--- Start DATA LINES ---

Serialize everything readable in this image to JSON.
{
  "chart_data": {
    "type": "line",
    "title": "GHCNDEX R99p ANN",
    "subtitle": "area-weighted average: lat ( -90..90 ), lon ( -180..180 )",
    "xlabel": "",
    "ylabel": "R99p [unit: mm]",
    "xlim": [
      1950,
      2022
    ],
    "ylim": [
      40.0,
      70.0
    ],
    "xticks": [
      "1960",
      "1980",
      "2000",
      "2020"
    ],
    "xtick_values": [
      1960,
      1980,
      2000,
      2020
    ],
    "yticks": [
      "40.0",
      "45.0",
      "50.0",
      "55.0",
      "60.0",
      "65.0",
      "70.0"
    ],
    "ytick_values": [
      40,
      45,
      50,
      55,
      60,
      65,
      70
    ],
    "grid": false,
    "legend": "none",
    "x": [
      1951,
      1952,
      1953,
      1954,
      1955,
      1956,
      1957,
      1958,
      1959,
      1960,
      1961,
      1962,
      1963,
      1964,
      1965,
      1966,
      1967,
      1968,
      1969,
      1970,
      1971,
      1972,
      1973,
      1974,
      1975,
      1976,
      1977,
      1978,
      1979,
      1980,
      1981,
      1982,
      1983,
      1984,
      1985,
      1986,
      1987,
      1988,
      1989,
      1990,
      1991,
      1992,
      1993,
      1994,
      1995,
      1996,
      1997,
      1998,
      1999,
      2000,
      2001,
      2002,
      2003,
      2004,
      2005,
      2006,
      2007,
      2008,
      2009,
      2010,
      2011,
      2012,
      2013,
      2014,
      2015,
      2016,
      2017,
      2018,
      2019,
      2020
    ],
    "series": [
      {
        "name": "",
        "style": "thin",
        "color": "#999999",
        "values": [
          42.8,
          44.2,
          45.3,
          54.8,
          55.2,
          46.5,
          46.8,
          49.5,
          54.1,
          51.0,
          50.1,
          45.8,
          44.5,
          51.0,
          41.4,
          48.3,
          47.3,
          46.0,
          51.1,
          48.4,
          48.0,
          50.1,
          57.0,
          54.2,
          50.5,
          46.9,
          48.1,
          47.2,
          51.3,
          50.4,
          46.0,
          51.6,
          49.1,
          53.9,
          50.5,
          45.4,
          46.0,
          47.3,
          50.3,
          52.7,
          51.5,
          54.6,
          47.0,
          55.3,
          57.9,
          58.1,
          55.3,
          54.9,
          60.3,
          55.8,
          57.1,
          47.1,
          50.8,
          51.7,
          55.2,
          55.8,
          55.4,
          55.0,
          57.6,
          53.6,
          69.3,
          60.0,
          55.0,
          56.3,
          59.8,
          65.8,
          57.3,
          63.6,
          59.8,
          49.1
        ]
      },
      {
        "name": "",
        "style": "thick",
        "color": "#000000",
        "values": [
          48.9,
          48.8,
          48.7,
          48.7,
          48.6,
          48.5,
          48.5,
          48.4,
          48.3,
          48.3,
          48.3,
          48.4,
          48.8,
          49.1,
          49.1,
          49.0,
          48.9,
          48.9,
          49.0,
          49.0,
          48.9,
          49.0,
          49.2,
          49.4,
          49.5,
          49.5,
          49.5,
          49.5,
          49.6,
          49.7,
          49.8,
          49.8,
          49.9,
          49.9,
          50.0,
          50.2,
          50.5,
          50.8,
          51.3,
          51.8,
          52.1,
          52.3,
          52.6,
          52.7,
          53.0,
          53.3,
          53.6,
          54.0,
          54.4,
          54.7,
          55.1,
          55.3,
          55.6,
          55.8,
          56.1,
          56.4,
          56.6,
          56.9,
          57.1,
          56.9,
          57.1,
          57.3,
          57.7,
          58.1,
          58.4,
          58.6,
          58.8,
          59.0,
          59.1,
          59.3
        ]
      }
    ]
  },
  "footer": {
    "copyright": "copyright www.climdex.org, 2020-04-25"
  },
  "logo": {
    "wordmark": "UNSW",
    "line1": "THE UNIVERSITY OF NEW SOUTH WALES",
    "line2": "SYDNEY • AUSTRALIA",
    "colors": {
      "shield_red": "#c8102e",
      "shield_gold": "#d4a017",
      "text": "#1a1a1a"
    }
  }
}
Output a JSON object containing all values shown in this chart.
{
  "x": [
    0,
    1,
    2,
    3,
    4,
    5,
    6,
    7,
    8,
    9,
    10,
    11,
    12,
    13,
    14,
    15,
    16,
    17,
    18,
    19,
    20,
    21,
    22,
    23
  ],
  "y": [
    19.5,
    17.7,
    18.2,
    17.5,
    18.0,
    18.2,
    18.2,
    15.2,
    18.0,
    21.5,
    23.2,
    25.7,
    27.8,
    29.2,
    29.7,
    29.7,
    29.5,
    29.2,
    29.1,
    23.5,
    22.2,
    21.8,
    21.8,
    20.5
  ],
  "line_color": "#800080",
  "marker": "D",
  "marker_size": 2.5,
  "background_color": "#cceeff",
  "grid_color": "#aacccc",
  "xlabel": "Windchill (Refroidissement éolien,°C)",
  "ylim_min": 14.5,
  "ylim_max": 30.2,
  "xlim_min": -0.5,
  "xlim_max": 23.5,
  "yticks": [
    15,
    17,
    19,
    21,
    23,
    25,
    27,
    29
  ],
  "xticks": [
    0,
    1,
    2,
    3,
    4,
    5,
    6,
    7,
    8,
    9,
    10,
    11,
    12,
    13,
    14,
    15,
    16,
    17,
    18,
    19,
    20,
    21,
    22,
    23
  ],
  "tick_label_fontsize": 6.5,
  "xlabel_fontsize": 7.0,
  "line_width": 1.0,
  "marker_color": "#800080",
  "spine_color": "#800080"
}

--- End DATA LINES ---

> [EXERCISE GOAL]: Each entry must be reproduced verbatim.

> [EXERCISE OUTPUT]:
Serialize everything readable in this image to JSON.
{
  "chart_data": {
    "type": "line",
    "title": "GHCNDEX R99p ANN",
    "subtitle": "area-weighted average: lat ( -90..90 ), lon ( -180..180 )",
    "xlabel": "",
    "ylabel": "R99p [unit: mm]",
    "xlim": [
      1950,
      2022
    ],
    "ylim": [
      40.0,
      70.0
    ],
    "xticks": [
      "1960",
      "1980",
      "2000",
      "2020"
    ],
    "xtick_values": [
      1960,
      1980,
      2000,
      2020
    ],
    "yticks": [
      "40.0",
      "45.0",
      "50.0",
      "55.0",
      "60.0",
      "65.0",
      "70.0"
    ],
    "ytick_values": [
      40,
      45,
      50,
      55,
      60,
      65,
      70
    ],
    "grid": false,
    "legend": "none",
    "x": [
      1951,
      1952,
      1953,
      1954,
      1955,
      1956,
      1957,
      1958,
      1959,
      1960,
      1961,
      1962,
      1963,
      1964,
      1965,
      1966,
      1967,
      1968,
      1969,
      1970,
      1971,
      1972,
      1973,
      1974,
      1975,
      1976,
      1977,
      1978,
      1979,
      1980,
      1981,
      1982,
      1983,
      1984,
      1985,
      1986,
      1987,
      1988,
      1989,
      1990,
      1991,
      1992,
      1993,
      1994,
      1995,
      1996,
      1997,
      1998,
      1999,
      2000,
      2001,
      2002,
      2003,
      2004,
      2005,
      2006,
      2007,
      2008,
      2009,
      2010,
      2011,
      2012,
      2013,
      2014,
      2015,
      2016,
      2017,
      2018,
      2019,
      2020
    ],
    "series": [
      {
        "name": "",
        "style": "thin",
        "color": "#999999",
        "values": [
          42.8,
          44.2,
          45.3,
          54.8,
          55.2,
          46.5,
          46.8,
          49.5,
          54.1,
          51.0,
          50.1,
          45.8,
          44.5,
          51.0,
          41.4,
          48.3,
          47.3,
          46.0,
          51.1,
          48.4,
          48.0,
          50.1,
          57.0,
          54.2,
          50.5,
          46.9,
          48.1,
          47.2,
          51.3,
          50.4,
          46.0,
          51.6,
          49.1,
          53.9,
          50.5,
          45.4,
          46.0,
          47.3,
          50.3,
          52.7,
          51.5,
          54.6,
          47.0,
          55.3,
          57.9,
          58.1,
          55.3,
          54.9,
          60.3,
          55.8,
          57.1,
          47.1,
          50.8,
          51.7,
          55.2,
          55.8,
          55.4,
          55.0,
          57.6,
          53.6,
          69.3,
          60.0,
          55.0,
          56.3,
          59.8,
          65.8,
          57.3,
          63.6,
          59.8,
          49.1
        ]
      },
      {
        "name": "",
        "style": "thick",
        "color": "#000000",
        "values": [
          48.9,
          48.8,
          48.7,
          48.7,
          48.6,
          48.5,
          48.5,
          48.4,
          48.3,
          48.3,
          48.3,
          48.4,
          48.8,
          49.1,
          49.1,
          49.0,
          48.9,
          48.9,
          49.0,
          49.0,
          48.9,
          49.0,
          49.2,
          49.4,
          49.5,
          49.5,
          49.5,
          49.5,
          49.6,
          49.7,
          49.8,
          49.8,
          49.9,
          49.9,
          50.0,
          50.2,
          50.5,
          50.8,
          51.3,
          51.8,
          52.1,
          52.3,
          52.6,
          52.7,
          53.0,
          53.3,
          53.6,
          54.0,
          54.4,
          54.7,
          55.1,
          55.3,
          55.6,
          55.8,
          56.1,
          56.4,
          56.6,
          56.9,
          57.1,
          56.9,
          57.1,
          57.3,
          57.7,
          58.1,
          58.4,
          58.6,
          58.8,
          59.0,
          59.1,
          59.3
        ]
      }
    ]
  },
  "footer": {
    "copyright": "copyright www.climdex.org, 2020-04-25"
  },
  "logo": {
    "wordmark": "UNSW",
    "line1": "THE UNIVERSITY OF NEW SOUTH WALES",
    "line2": "SYDNEY • AUSTRALIA",
    "colors": {
      "shield_red": "#c8102e",
      "shield_gold": "#d4a017",
      "text": "#1a1a1a"
    }
  }
}
Output a JSON object containing all values shown in this chart.
{
  "x": [
    0,
    1,
    2,
    3,
    4,
    5,
    6,
    7,
    8,
    9,
    10,
    11,
    12,
    13,
    14,
    15,
    16,
    17,
    18,
    19,
    20,
    21,
    22,
    23
  ],
  "y": [
    19.5,
    17.7,
    18.2,
    17.5,
    18.0,
    18.2,
    18.2,
    15.2,
    18.0,
    21.5,
    23.2,
    25.7,
    27.8,
    29.2,
    29.7,
    29.7,
    29.5,
    29.2,
    29.1,
    23.5,
    22.2,
    21.8,
    21.8,
    20.5
  ],
  "line_color": "#800080",
  "marker": "D",
  "marker_size": 2.5,
  "background_color": "#cceeff",
  "grid_color": "#aacccc",
  "xlabel": "Windchill (Refroidissement éolien,°C)",
  "ylim_min": 14.5,
  "ylim_max": 30.2,
  "xlim_min": -0.5,
  "xlim_max": 23.5,
  "yticks": [
    15,
    17,
    19,
    21,
    23,
    25,
    27,
    29
  ],
  "xticks": [
    0,
    1,
    2,
    3,
    4,
    5,
    6,
    7,
    8,
    9,
    10,
    11,
    12,
    13,
    14,
    15,
    16,
    17,
    18,
    19,
    20,
    21,
    22,
    23
  ],
  "tick_label_fontsize": 6.5,
  "xlabel_fontsize": 7.0,
  "line_width": 1.0,
  "marker_color": "#800080",
  "spine_color": "#800080"
}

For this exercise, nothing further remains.